#### Stated exercise
Without the pictures, set down the records below word for word.

____

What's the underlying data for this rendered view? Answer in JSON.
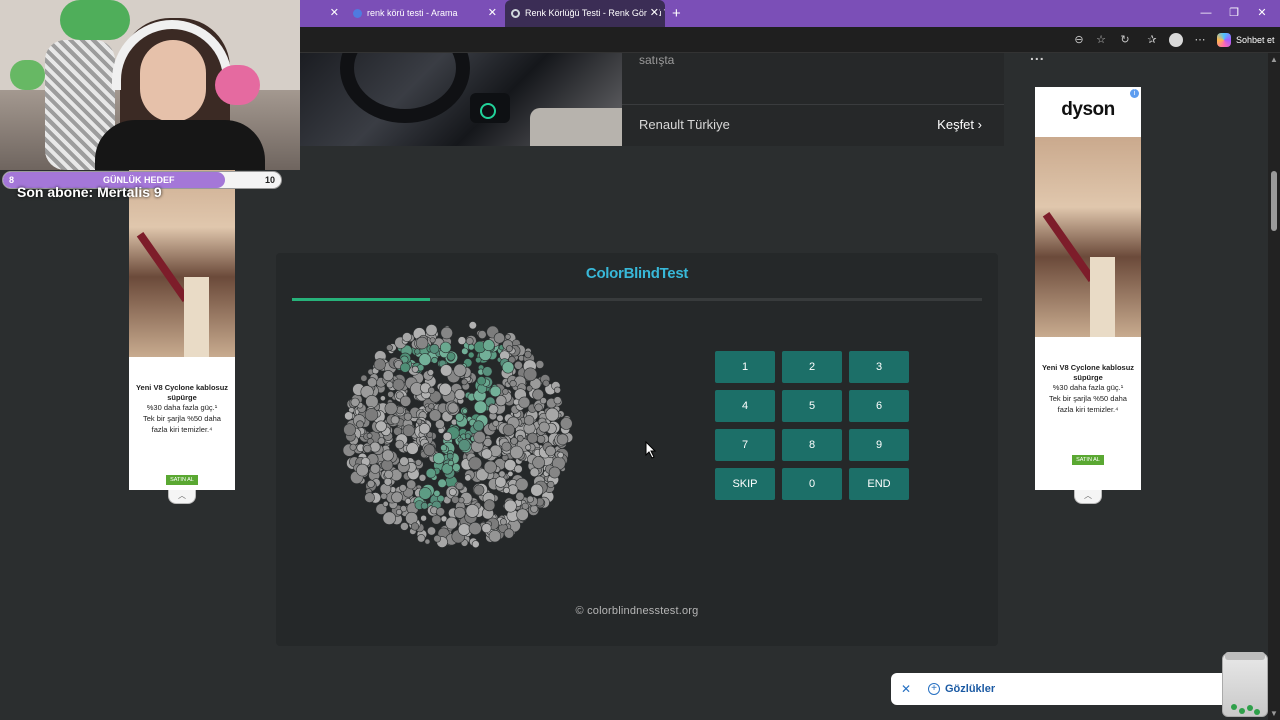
{
  "browser": {
    "tabs": [
      {
        "title": ""
      },
      {
        "title": "renk körü testi - Arama"
      },
      {
        "title": "Renk Körlüğü Testi - Renk Görüşü Testi"
      }
    ],
    "new_tab_label": "+",
    "sohbet_label": "Sohbet et"
  },
  "top_ad": {
    "subtitle": "satışta",
    "brand": "Renault Türkiye",
    "cta": "Keşfet",
    "right_fragment": "..."
  },
  "stream": {
    "goal_left": "8",
    "goal_label": "GÜNLÜK HEDEF",
    "goal_right": "10",
    "goal_progress": 0.8,
    "last_sub": "Son abone: Mertalis  9"
  },
  "side_ads": [
    {
      "brand": "dyson",
      "line1": "Yeni V8 Cyclone kablosuz süpürge",
      "line2": "%30 daha fazla güç.¹",
      "line3": "Tek bir şarjla %50 daha",
      "line4": "fazla kiri temizler.⁴",
      "button": "SATIN AL"
    },
    {
      "brand": "dyson",
      "line1": "Yeni V8 Cyclone kablosuz süpürge",
      "line2": "%30 daha fazla güç.¹",
      "line3": "Tek bir şarjla %50 daha",
      "line4": "fazla kiri temizler.⁴",
      "button": "SATIN AL"
    }
  ],
  "test": {
    "title": "ColorBlindTest",
    "progress": 0.2,
    "plate_number": "7",
    "keys": [
      "1",
      "2",
      "3",
      "4",
      "5",
      "6",
      "7",
      "8",
      "9",
      "SKIP",
      "0",
      "END"
    ],
    "copyright": "© colorblindnesstest.org"
  },
  "chip": {
    "close": "✕",
    "label": "Gözlükler"
  },
  "colors": {
    "tab_bar": "#7b4fb7",
    "title": "#38b8d8",
    "progress": "#27b27a",
    "key": "#1c6f68"
  }
}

____

#### Solution for this problem
What's the underlying data for this rendered view? Answer in JSON.
{
  "browser": {
    "tabs": [
      {
        "title": ""
      },
      {
        "title": "renk körü testi - Arama"
      },
      {
        "title": "Renk Körlüğü Testi - Renk Görüşü Testi"
      }
    ],
    "new_tab_label": "+",
    "sohbet_label": "Sohbet et"
  },
  "top_ad": {
    "subtitle": "satışta",
    "brand": "Renault Türkiye",
    "cta": "Keşfet",
    "right_fragment": "..."
  },
  "stream": {
    "goal_left": "8",
    "goal_label": "GÜNLÜK HEDEF",
    "goal_right": "10",
    "goal_progress": 0.8,
    "last_sub": "Son abone: Mertalis  9"
  },
  "side_ads": [
    {
      "brand": "dyson",
      "line1": "Yeni V8 Cyclone kablosuz süpürge",
      "line2": "%30 daha fazla güç.¹",
      "line3": "Tek bir şarjla %50 daha",
      "line4": "fazla kiri temizler.⁴",
      "button": "SATIN AL"
    },
    {
      "brand": "dyson",
      "line1": "Yeni V8 Cyclone kablosuz süpürge",
      "line2": "%30 daha fazla güç.¹",
      "line3": "Tek bir şarjla %50 daha",
      "line4": "fazla kiri temizler.⁴",
      "button": "SATIN AL"
    }
  ],
  "test": {
    "title": "ColorBlindTest",
    "progress": 0.2,
    "plate_number": "7",
    "keys": [
      "1",
      "2",
      "3",
      "4",
      "5",
      "6",
      "7",
      "8",
      "9",
      "SKIP",
      "0",
      "END"
    ],
    "copyright": "© colorblindnesstest.org"
  },
  "chip": {
    "close": "✕",
    "label": "Gözlükler"
  },
  "colors": {
    "tab_bar": "#7b4fb7",
    "title": "#38b8d8",
    "progress": "#27b27a",
    "key": "#1c6f68"
  }
}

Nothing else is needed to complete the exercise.